= Instructions to follow =
Write out the full set of records exactly. Any pictures in them do not belong in the copy.

####

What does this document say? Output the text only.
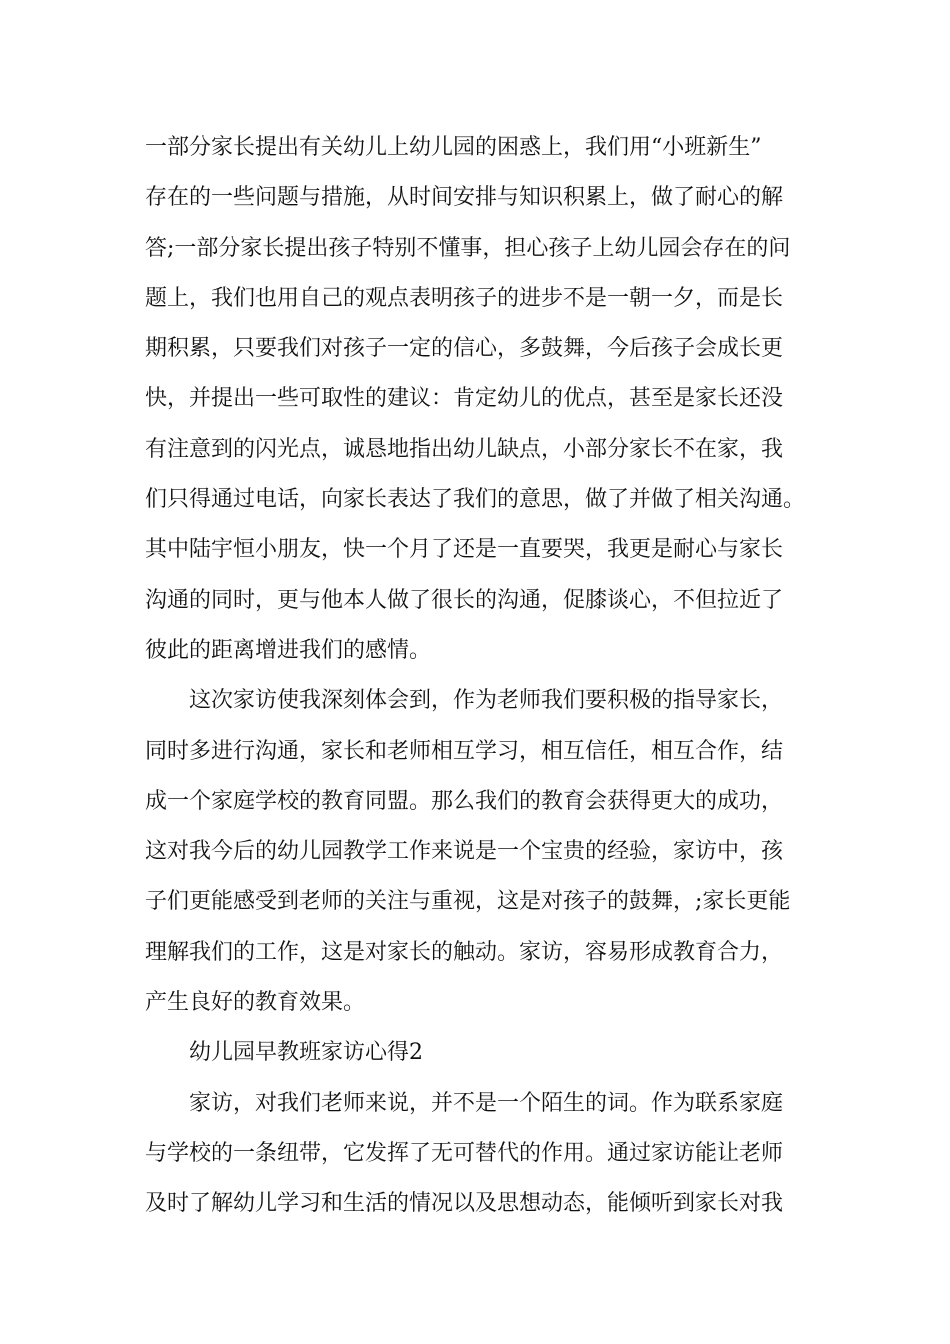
一部分家长提出有关幼儿上幼儿园的困惑上，我们用“小班新生”
存在的一些问题与措施，从时间安排与知识积累上，做了耐心的解
答;一部分家长提出孩子特别不懂事，担心孩子上幼儿园会存在的问
题上，我们也用自己的观点表明孩子的进步不是一朝一夕，而是长
期积累，只要我们对孩子一定的信心，多鼓舞，今后孩子会成长更
快，并提出一些可取性的建议：肯定幼儿的优点，甚至是家长还没
有注意到的闪光点，诚恳地指出幼儿缺点，小部分家长不在家，我
们只得通过电话，向家长表达了我们的意思，做了并做了相关沟通。
其中陆宇恒小朋友，快一个月了还是一直要哭，我更是耐心与家长
沟通的同时，更与他本人做了很长的沟通，促膝谈心，不但拉近了
彼此的距离增进我们的感情。
这次家访使我深刻体会到，作为老师我们要积极的指导家长，
同时多进行沟通，家长和老师相互学习，相互信任，相互合作，结
成一个家庭学校的教育同盟。那么我们的教育会获得更大的成功，
这对我今后的幼儿园教学工作来说是一个宝贵的经验，家访中，孩
子们更能感受到老师的关注与重视，这是对孩子的鼓舞，;家长更能
理解我们的工作，这是对家长的触动。家访，容易形成教育合力，
产生良好的教育效果。
幼儿园早教班家访心得2
家访，对我们老师来说，并不是一个陌生的词。作为联系家庭
与学校的一条纽带，它发挥了无可替代的作用。通过家访能让老师
及时了解幼儿学习和生活的情况以及思想动态，能倾听到家长对我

####

= Reply =
What does this document say? Output the text only.
一部分家长提出有关幼儿上幼儿园的困惑上，我们用“小班新生”
存在的一些问题与措施，从时间安排与知识积累上，做了耐心的解
答;一部分家长提出孩子特别不懂事，担心孩子上幼儿园会存在的问
题上，我们也用自己的观点表明孩子的进步不是一朝一夕，而是长
期积累，只要我们对孩子一定的信心，多鼓舞，今后孩子会成长更
快，并提出一些可取性的建议：肯定幼儿的优点，甚至是家长还没
有注意到的闪光点，诚恳地指出幼儿缺点，小部分家长不在家，我
们只得通过电话，向家长表达了我们的意思，做了并做了相关沟通。
其中陆宇恒小朋友，快一个月了还是一直要哭，我更是耐心与家长
沟通的同时，更与他本人做了很长的沟通，促膝谈心，不但拉近了
彼此的距离增进我们的感情。
这次家访使我深刻体会到，作为老师我们要积极的指导家长，
同时多进行沟通，家长和老师相互学习，相互信任，相互合作，结
成一个家庭学校的教育同盟。那么我们的教育会获得更大的成功，
这对我今后的幼儿园教学工作来说是一个宝贵的经验，家访中，孩
子们更能感受到老师的关注与重视，这是对孩子的鼓舞，;家长更能
理解我们的工作，这是对家长的触动。家访，容易形成教育合力，
产生良好的教育效果。
幼儿园早教班家访心得2
家访，对我们老师来说，并不是一个陌生的词。作为联系家庭
与学校的一条纽带，它发挥了无可替代的作用。通过家访能让老师
及时了解幼儿学习和生活的情况以及思想动态，能倾听到家长对我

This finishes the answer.